(Saved entries)
● ● ●
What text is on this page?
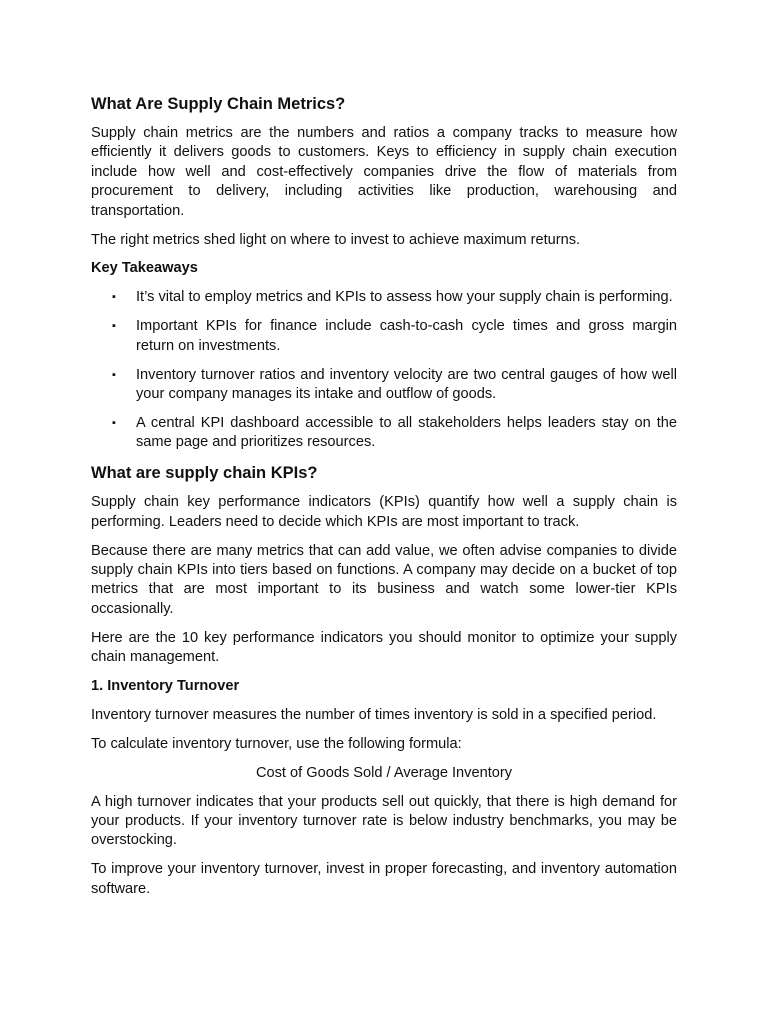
What Are Supply Chain Metrics?

Supply chain metrics are the numbers and ratios a company tracks to measure how efficiently it delivers goods to customers. Keys to efficiency in supply chain execution include how well and cost-effectively companies drive the flow of materials from procurement to delivery, including activities like production, warehousing and transportation.

The right metrics shed light on where to invest to achieve maximum returns.

Key Takeaways

▪ It’s vital to employ metrics and KPIs to assess how your supply chain is performing.
▪ Important KPIs for finance include cash-to-cash cycle times and gross margin return on investments.
▪ Inventory turnover ratios and inventory velocity are two central gauges of how well your company manages its intake and outflow of goods.
▪ A central KPI dashboard accessible to all stakeholders helps leaders stay on the same page and prioritizes resources.
What are supply chain KPIs?

Supply chain key performance indicators (KPIs) quantify how well a supply chain is performing. Leaders need to decide which KPIs are most important to track.

Because there are many metrics that can add value, we often advise companies to divide supply chain KPIs into tiers based on functions. A company may decide on a bucket of top metrics that are most important to its business and watch some lower-tier KPIs occasionally.

Here are the 10 key performance indicators you should monitor to optimize your supply chain management.

1. Inventory Turnover

Inventory turnover measures the number of times inventory is sold in a specified period.

To calculate inventory turnover, use the following formula:

Cost of Goods Sold / Average Inventory

A high turnover indicates that your products sell out quickly, that there is high demand for your products. If your inventory turnover rate is below industry benchmarks, you may be overstocking.

To improve your inventory turnover, invest in proper forecasting, and inventory automation software.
● ● ●
Exercise brief — Only the number is required: the count of lines containing the word "there".

Answer for this exercise — 2